## Task to carry out:
Bring together all lines of the material below that contain the string "Vlade".

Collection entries
· · · · ·
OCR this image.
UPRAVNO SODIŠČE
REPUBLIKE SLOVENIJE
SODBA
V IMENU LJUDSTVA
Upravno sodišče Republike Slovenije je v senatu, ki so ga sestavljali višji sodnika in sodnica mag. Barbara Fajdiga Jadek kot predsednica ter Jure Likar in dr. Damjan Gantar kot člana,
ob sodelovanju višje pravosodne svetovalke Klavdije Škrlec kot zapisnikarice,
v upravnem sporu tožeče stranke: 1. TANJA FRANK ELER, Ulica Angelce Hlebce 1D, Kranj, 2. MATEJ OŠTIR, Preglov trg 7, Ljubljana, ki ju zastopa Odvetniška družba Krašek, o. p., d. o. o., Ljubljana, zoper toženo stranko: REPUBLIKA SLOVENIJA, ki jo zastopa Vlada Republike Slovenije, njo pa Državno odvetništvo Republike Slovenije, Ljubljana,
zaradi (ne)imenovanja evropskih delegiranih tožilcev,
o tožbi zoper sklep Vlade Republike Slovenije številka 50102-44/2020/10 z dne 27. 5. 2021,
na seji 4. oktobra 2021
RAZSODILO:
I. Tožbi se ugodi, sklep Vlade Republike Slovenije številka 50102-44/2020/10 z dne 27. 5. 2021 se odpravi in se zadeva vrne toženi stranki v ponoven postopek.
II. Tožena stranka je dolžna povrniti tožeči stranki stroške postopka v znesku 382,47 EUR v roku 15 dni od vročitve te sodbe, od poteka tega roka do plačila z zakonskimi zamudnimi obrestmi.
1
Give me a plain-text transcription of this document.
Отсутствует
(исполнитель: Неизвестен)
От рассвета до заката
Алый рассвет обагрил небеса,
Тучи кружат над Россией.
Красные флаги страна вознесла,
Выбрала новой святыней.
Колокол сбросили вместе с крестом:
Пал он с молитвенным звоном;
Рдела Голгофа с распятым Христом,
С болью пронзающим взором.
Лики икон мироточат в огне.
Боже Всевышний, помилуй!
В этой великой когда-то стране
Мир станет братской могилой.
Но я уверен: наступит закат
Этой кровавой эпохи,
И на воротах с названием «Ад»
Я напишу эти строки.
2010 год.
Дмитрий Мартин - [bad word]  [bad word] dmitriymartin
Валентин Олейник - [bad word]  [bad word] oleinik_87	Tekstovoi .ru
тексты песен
· · · · ·
## Final answer:
o tožbi zoper sklep Vlade Republike Slovenije številka 50102-44/2020/10 z dne 27. 5. 2021,
I. Tožbi se ugodi, sklep Vlade Republike Slovenije številka 50102-44/2020/10 z dne 27. 5. 2021 se odpravi in se zadeva vrne toženi stranki v ponoven postopek.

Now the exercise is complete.